── Exercise inputs

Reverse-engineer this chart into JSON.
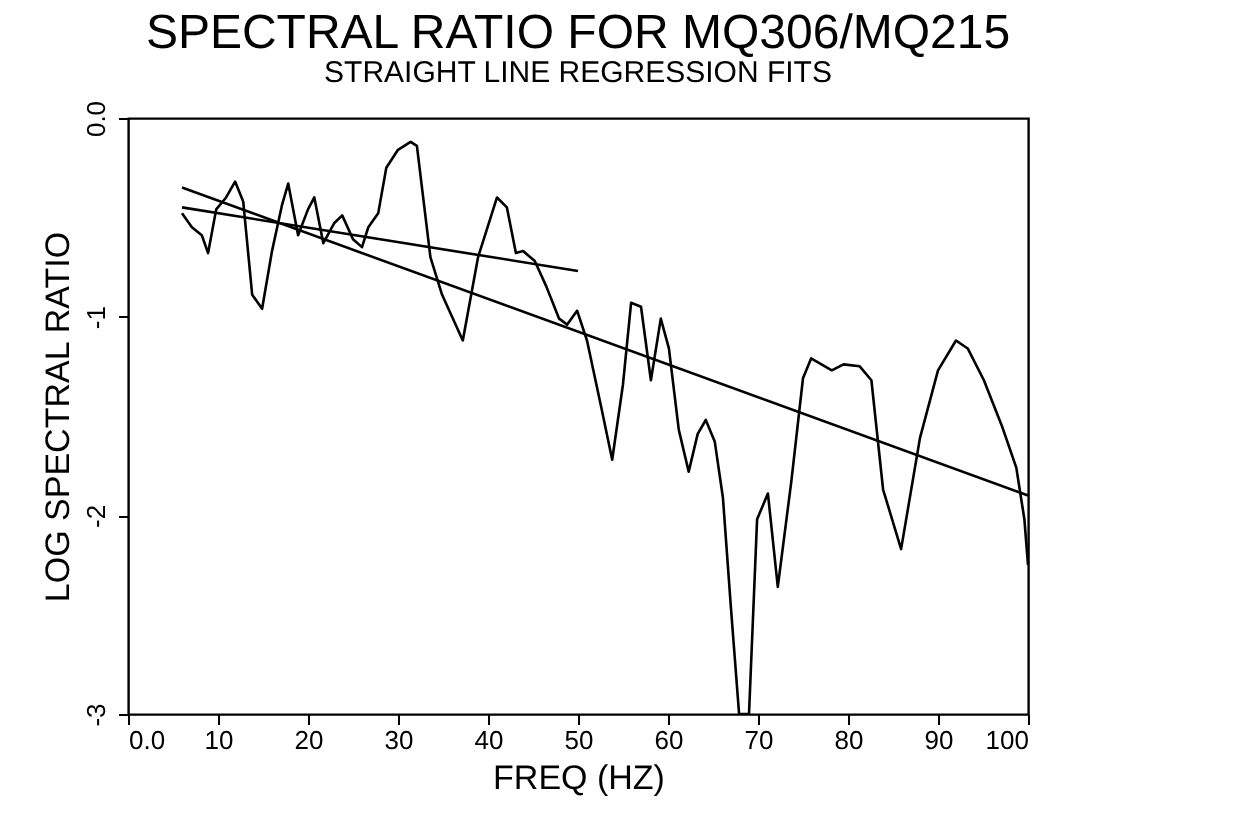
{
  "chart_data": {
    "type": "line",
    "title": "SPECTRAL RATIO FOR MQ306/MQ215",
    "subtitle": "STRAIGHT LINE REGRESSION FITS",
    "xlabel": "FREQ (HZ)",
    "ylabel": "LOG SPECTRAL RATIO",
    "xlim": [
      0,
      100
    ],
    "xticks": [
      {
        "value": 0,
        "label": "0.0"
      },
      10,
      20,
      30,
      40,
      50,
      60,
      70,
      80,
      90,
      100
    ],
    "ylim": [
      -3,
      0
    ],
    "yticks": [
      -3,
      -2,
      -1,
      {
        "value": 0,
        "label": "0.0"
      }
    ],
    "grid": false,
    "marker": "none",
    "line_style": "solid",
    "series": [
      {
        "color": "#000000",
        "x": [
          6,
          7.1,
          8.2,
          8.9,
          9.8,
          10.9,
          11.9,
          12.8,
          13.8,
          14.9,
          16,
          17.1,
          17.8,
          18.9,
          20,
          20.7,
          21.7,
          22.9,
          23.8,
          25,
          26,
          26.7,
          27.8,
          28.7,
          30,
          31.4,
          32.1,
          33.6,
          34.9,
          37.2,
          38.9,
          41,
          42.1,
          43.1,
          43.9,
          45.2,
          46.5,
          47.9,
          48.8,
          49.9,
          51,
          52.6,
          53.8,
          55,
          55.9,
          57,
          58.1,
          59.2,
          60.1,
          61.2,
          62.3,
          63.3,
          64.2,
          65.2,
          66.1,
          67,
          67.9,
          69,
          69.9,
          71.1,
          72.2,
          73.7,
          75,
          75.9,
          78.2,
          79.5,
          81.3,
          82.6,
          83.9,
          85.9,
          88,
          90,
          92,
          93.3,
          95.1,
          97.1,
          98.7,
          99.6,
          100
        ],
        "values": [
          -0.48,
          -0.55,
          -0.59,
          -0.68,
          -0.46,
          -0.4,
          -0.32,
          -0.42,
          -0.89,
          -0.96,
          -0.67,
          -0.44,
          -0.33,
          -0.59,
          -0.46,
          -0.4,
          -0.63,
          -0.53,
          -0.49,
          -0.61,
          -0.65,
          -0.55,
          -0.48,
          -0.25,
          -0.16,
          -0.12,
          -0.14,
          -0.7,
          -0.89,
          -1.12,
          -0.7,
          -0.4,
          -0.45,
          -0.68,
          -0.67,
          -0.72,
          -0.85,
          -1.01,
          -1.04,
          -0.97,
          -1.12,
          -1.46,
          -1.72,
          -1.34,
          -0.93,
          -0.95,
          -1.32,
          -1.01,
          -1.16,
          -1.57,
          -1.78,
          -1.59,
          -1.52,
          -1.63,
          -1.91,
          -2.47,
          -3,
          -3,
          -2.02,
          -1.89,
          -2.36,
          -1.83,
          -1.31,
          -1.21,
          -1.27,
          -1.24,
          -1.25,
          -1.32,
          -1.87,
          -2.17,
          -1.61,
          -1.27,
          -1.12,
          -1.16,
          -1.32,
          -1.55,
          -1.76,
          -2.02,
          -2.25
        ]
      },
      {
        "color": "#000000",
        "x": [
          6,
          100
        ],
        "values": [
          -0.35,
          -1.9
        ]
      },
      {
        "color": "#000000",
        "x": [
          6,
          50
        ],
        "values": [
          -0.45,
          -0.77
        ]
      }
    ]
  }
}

────

> _What to do_
Copy out the listing exactly as it stands, but not the pictures.

> _Exercise output_
Reverse-engineer this chart into JSON.
{
  "chart_data": {
    "type": "line",
    "title": "SPECTRAL RATIO FOR MQ306/MQ215",
    "subtitle": "STRAIGHT LINE REGRESSION FITS",
    "xlabel": "FREQ (HZ)",
    "ylabel": "LOG SPECTRAL RATIO",
    "xlim": [
      0,
      100
    ],
    "xticks": [
      {
        "value": 0,
        "label": "0.0"
      },
      10,
      20,
      30,
      40,
      50,
      60,
      70,
      80,
      90,
      100
    ],
    "ylim": [
      -3,
      0
    ],
    "yticks": [
      -3,
      -2,
      -1,
      {
        "value": 0,
        "label": "0.0"
      }
    ],
    "grid": false,
    "marker": "none",
    "line_style": "solid",
    "series": [
      {
        "color": "#000000",
        "x": [
          6,
          7.1,
          8.2,
          8.9,
          9.8,
          10.9,
          11.9,
          12.8,
          13.8,
          14.9,
          16,
          17.1,
          17.8,
          18.9,
          20,
          20.7,
          21.7,
          22.9,
          23.8,
          25,
          26,
          26.7,
          27.8,
          28.7,
          30,
          31.4,
          32.1,
          33.6,
          34.9,
          37.2,
          38.9,
          41,
          42.1,
          43.1,
          43.9,
          45.2,
          46.5,
          47.9,
          48.8,
          49.9,
          51,
          52.6,
          53.8,
          55,
          55.9,
          57,
          58.1,
          59.2,
          60.1,
          61.2,
          62.3,
          63.3,
          64.2,
          65.2,
          66.1,
          67,
          67.9,
          69,
          69.9,
          71.1,
          72.2,
          73.7,
          75,
          75.9,
          78.2,
          79.5,
          81.3,
          82.6,
          83.9,
          85.9,
          88,
          90,
          92,
          93.3,
          95.1,
          97.1,
          98.7,
          99.6,
          100
        ],
        "values": [
          -0.48,
          -0.55,
          -0.59,
          -0.68,
          -0.46,
          -0.4,
          -0.32,
          -0.42,
          -0.89,
          -0.96,
          -0.67,
          -0.44,
          -0.33,
          -0.59,
          -0.46,
          -0.4,
          -0.63,
          -0.53,
          -0.49,
          -0.61,
          -0.65,
          -0.55,
          -0.48,
          -0.25,
          -0.16,
          -0.12,
          -0.14,
          -0.7,
          -0.89,
          -1.12,
          -0.7,
          -0.4,
          -0.45,
          -0.68,
          -0.67,
          -0.72,
          -0.85,
          -1.01,
          -1.04,
          -0.97,
          -1.12,
          -1.46,
          -1.72,
          -1.34,
          -0.93,
          -0.95,
          -1.32,
          -1.01,
          -1.16,
          -1.57,
          -1.78,
          -1.59,
          -1.52,
          -1.63,
          -1.91,
          -2.47,
          -3,
          -3,
          -2.02,
          -1.89,
          -2.36,
          -1.83,
          -1.31,
          -1.21,
          -1.27,
          -1.24,
          -1.25,
          -1.32,
          -1.87,
          -2.17,
          -1.61,
          -1.27,
          -1.12,
          -1.16,
          -1.32,
          -1.55,
          -1.76,
          -2.02,
          -2.25
        ]
      },
      {
        "color": "#000000",
        "x": [
          6,
          100
        ],
        "values": [
          -0.35,
          -1.9
        ]
      },
      {
        "color": "#000000",
        "x": [
          6,
          50
        ],
        "values": [
          -0.45,
          -0.77
        ]
      }
    ]
  }
}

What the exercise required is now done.